Entries from a visual dataset
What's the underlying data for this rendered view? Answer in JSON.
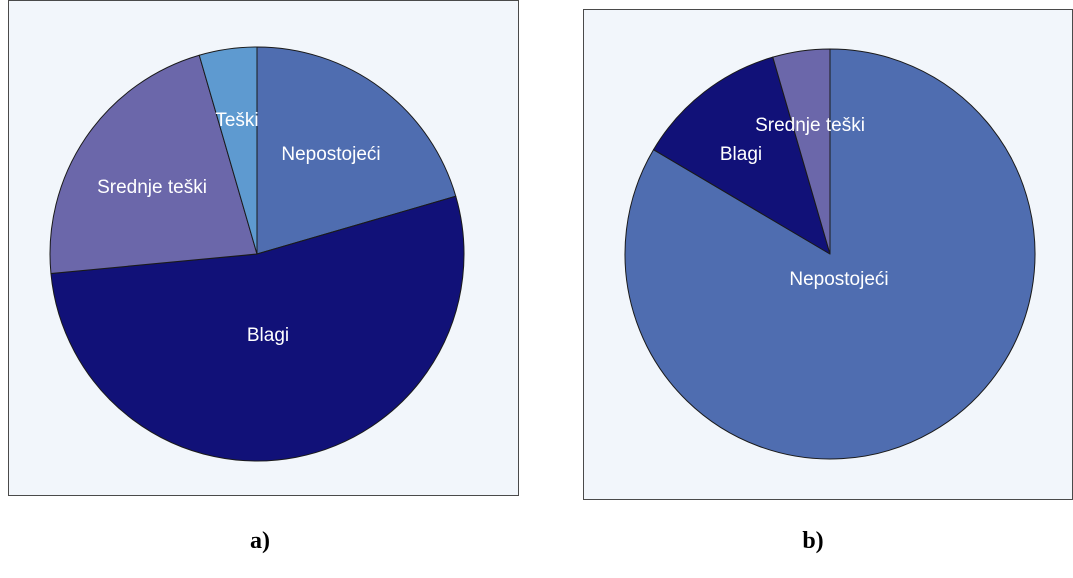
{
  "chart_data": [
    {
      "type": "pie",
      "panel_label": "a)",
      "start_angle_deg": 90,
      "direction": "clockwise",
      "slices": [
        {
          "label": "Nepostojeći",
          "value": 20.5,
          "color": "#4F6DB0"
        },
        {
          "label": "Blagi",
          "value": 53.0,
          "color": "#111178"
        },
        {
          "label": "Srednje teški",
          "value": 22.0,
          "color": "#6B67AA"
        },
        {
          "label": "Teški",
          "value": 4.5,
          "color": "#5E9AD0"
        }
      ],
      "background_color": "#F2F6FB",
      "border_color": "#4A4A4A"
    },
    {
      "type": "pie",
      "panel_label": "b)",
      "start_angle_deg": 90,
      "direction": "clockwise",
      "slices": [
        {
          "label": "Nepostojeći",
          "value": 83.5,
          "color": "#4F6DB0"
        },
        {
          "label": "Blagi",
          "value": 12.0,
          "color": "#111178"
        },
        {
          "label": "Srednje teški",
          "value": 4.5,
          "color": "#6B67AA"
        }
      ],
      "background_color": "#F2F6FB",
      "border_color": "#4A4A4A"
    }
  ]
}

**Goal:**
Repeat the listing in full and exactly. Leave any pictures out.

**Written answer:**
What's the underlying data for this rendered view? Answer in JSON.
{
  "chart_data": [
    {
      "type": "pie",
      "panel_label": "a)",
      "start_angle_deg": 90,
      "direction": "clockwise",
      "slices": [
        {
          "label": "Nepostojeći",
          "value": 20.5,
          "color": "#4F6DB0"
        },
        {
          "label": "Blagi",
          "value": 53.0,
          "color": "#111178"
        },
        {
          "label": "Srednje teški",
          "value": 22.0,
          "color": "#6B67AA"
        },
        {
          "label": "Teški",
          "value": 4.5,
          "color": "#5E9AD0"
        }
      ],
      "background_color": "#F2F6FB",
      "border_color": "#4A4A4A"
    },
    {
      "type": "pie",
      "panel_label": "b)",
      "start_angle_deg": 90,
      "direction": "clockwise",
      "slices": [
        {
          "label": "Nepostojeći",
          "value": 83.5,
          "color": "#4F6DB0"
        },
        {
          "label": "Blagi",
          "value": 12.0,
          "color": "#111178"
        },
        {
          "label": "Srednje teški",
          "value": 4.5,
          "color": "#6B67AA"
        }
      ],
      "background_color": "#F2F6FB",
      "border_color": "#4A4A4A"
    }
  ]
}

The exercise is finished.